→ **Page extract**:
>> begin

In Thain, the troubled Wall Street firm gets a seasoned CEO who has won kudos for pushing the New York Stock Exchange into the modern age of electronic trading. Perhaps more important are Thain's two decades at Goldman, in which he became a leading innovator in trading technology. Thain, 52, also spent time on Goldman's mortgage bond desk, experience that should help as he tries to fix Merrill's subprime problems. "You can't shy away from the [Goldman] model," says Larry Tabb of the consulting firm Tabb Group. "What Merrill needs is a better risk management."
The irony, of course, is that O'Neal, who never worked at Goldman, tried to remake Mother Merrill in Goldman's image. He pushed the firm to move beyond investment banking and retail brokerage, encouraging moves into hugely profitable areas like proprietary trading, private equity, and exotic bonds like collateralized debt obligations. But that strategy blew up when Merrill took a $9 billion hit on CDOs and other securities.
Now, Thain must clean up the mess, the extent of which is not yet known. Although most of the other businesses are doing O.K., Merrill has $30 billion in mortgage-backed bonds and CDOs on its books. Analysts are betting the firm will take a further multibillion-dollar writedown this quarter."THE POWER OF CULTURE"Meanwhile, Thain, who has no experience in retail brokerage, will have to soothe Merrill's in-house brokers. The team, which long resented O'Neal's strong-arm style, had hoped their boss, Robert McCann, head of the private client group, would nab the top spot. To quell dissent, Thain may promote McCann. "He understands the power of culture, which Stan did not," says Win Smith, a former Merrill executive and a son of one of the firm's founders. "He'll take time to understand the old culture and what made it so good."

>> end

→ **Prompt 1**: Using the passage on Merrill's new CEO, decide whether each statement agrees with it, answering yes or no and quoting the deciding words: (a) Thain spent two decades at Goldman. (b) O'Neal had worked at Goldman before leading Merrill. (c) Merrill holds $30 billion in mortgage-backed bonds and CDOs.
→ **Prompt 2**: According to the passage on Merrill's new CEO, who heads Merrill's private client group?

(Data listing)
>> begin

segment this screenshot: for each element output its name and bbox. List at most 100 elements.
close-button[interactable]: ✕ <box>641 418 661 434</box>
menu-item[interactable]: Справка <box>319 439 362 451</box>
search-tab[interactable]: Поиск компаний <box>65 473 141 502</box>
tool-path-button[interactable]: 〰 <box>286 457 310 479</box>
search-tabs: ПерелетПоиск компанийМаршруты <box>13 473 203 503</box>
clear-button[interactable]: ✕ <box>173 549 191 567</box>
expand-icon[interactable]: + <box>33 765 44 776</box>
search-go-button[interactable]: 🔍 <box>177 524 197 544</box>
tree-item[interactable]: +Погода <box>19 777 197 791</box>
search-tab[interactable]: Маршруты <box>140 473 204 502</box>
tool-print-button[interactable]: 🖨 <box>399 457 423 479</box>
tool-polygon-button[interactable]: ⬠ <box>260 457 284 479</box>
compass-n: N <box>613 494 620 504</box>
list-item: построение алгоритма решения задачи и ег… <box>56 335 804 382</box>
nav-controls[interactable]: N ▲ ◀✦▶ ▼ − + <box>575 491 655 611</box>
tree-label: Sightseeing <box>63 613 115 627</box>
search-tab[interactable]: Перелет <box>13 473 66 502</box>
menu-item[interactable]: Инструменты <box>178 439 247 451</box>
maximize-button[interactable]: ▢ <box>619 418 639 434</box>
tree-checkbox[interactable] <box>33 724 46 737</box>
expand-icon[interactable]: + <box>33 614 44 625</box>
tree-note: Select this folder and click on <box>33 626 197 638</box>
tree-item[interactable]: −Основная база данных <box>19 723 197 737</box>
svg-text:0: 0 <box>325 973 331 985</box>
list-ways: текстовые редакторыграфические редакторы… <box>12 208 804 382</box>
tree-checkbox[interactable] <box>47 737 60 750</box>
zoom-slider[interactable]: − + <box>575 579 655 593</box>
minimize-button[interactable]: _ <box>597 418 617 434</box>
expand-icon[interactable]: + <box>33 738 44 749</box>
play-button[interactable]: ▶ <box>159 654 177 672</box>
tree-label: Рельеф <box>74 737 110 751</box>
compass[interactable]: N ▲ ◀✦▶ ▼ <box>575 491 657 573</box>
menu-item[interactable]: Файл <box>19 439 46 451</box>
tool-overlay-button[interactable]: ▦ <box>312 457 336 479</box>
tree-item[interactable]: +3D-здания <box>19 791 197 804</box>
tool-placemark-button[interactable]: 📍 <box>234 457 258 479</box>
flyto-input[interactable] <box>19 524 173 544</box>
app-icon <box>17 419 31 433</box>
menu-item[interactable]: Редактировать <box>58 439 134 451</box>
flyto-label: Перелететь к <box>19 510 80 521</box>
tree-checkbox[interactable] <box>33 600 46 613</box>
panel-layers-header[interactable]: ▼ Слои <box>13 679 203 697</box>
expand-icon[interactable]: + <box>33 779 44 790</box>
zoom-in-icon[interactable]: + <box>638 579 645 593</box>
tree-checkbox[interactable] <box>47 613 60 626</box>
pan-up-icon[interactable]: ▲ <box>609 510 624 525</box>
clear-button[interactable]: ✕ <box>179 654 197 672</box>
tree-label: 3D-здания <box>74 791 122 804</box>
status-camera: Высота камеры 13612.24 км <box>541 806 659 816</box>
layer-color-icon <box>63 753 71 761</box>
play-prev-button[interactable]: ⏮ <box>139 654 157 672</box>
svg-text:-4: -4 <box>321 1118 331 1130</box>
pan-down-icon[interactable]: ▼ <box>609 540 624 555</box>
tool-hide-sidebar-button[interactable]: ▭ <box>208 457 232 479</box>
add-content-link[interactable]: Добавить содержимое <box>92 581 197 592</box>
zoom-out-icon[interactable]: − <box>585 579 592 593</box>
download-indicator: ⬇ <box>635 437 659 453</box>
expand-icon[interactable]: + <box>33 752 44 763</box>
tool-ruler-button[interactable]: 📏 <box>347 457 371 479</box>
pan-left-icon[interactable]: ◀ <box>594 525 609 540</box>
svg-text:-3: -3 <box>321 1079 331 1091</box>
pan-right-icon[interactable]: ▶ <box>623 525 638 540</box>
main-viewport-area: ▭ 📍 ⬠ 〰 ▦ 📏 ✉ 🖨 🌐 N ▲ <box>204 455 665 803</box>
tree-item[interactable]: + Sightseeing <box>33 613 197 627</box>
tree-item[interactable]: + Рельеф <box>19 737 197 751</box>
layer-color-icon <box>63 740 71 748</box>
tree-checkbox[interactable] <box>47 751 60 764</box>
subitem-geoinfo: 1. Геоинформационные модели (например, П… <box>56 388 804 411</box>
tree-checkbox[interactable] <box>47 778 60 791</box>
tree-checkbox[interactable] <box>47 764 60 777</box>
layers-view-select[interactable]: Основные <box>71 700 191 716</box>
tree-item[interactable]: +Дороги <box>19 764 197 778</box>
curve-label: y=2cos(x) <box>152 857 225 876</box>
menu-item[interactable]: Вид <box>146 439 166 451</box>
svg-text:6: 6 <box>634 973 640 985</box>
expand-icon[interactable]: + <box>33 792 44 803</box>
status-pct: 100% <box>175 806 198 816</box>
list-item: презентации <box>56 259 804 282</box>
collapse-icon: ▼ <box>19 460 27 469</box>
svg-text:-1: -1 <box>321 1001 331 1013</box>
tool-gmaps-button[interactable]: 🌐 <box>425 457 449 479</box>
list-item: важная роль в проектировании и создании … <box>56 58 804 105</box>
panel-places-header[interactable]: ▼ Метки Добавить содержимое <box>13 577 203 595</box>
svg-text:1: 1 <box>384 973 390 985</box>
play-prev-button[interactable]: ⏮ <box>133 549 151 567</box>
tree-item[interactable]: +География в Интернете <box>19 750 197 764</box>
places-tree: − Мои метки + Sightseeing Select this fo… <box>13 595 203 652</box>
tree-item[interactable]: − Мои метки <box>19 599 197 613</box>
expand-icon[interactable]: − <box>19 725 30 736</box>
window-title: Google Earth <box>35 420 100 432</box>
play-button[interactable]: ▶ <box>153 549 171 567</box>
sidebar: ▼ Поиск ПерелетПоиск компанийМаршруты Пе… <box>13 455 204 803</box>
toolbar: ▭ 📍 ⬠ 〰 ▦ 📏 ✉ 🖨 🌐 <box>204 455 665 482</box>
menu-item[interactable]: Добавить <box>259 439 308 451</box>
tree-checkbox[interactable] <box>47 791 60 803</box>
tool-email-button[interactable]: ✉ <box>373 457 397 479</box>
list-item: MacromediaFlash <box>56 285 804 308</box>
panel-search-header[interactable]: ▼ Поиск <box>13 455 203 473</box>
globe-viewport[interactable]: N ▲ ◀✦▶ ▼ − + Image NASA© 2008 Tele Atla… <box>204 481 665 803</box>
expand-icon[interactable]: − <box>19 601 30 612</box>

>> end
>> begin

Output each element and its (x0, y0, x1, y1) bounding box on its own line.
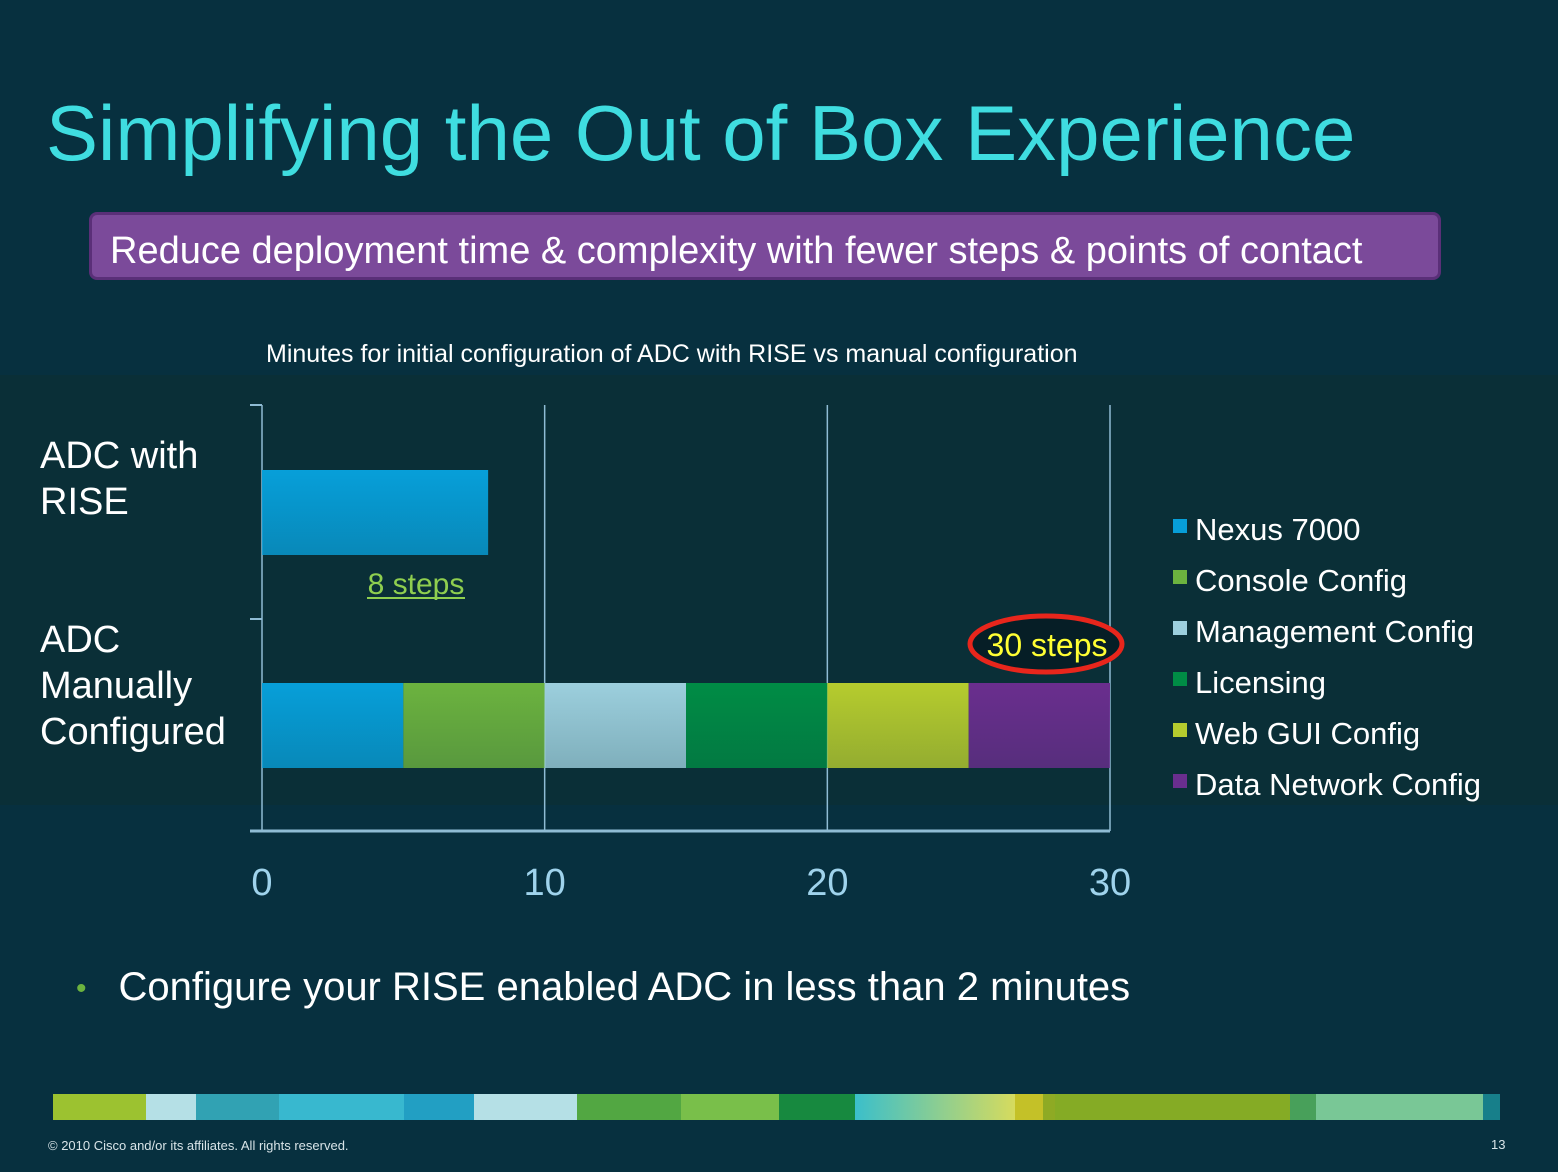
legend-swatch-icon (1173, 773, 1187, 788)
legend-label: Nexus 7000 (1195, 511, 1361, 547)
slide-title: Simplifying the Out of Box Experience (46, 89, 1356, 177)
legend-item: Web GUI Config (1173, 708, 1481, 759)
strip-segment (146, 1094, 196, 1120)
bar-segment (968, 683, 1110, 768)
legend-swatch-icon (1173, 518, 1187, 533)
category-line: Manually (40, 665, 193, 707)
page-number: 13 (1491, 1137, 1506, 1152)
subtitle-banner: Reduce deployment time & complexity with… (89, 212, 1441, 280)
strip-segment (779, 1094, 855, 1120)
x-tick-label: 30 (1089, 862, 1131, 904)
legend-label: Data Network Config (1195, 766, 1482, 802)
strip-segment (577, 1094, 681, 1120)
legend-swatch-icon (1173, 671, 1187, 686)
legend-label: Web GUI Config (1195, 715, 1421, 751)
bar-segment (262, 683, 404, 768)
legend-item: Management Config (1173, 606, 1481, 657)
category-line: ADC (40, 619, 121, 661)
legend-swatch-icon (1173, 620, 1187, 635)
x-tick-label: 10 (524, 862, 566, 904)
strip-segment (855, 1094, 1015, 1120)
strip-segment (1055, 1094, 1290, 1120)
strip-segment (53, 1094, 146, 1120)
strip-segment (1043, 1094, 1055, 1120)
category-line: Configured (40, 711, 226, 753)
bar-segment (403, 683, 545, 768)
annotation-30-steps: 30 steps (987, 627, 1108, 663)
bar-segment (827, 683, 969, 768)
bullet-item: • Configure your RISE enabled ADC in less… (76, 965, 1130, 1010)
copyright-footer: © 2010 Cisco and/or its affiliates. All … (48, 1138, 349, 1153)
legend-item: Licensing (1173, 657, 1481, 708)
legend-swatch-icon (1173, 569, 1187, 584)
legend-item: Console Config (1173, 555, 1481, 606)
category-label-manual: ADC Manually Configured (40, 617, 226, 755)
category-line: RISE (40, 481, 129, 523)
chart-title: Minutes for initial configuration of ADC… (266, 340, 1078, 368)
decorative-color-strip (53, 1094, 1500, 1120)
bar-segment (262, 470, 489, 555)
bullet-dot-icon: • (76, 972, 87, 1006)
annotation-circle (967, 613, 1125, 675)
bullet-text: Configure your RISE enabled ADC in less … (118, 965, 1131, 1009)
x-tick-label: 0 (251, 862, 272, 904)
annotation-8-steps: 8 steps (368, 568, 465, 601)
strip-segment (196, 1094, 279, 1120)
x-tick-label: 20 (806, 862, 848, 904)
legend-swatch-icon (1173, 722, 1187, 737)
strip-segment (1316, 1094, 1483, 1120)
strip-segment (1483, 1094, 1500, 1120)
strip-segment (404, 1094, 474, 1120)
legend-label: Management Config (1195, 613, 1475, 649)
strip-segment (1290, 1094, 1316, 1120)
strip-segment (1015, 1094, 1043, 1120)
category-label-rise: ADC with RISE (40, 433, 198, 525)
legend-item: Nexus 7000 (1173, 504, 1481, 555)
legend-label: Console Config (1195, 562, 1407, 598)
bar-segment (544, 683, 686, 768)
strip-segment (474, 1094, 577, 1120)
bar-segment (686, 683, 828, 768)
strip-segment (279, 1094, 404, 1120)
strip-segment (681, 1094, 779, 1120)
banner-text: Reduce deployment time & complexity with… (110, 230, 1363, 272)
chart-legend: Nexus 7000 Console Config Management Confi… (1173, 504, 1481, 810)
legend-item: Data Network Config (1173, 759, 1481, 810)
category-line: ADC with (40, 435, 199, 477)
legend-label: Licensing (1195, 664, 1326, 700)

>> end

→ **Correct response 1**:
(a) Yes: "Thain's two decades at Goldman"
(b) No: "O'Neal, who never worked at Goldman"
(c) Yes: "Merrill has $30 billion in mortgage-backed bonds and CDOs on its books"

→ **Correct response 2**: Robert McCann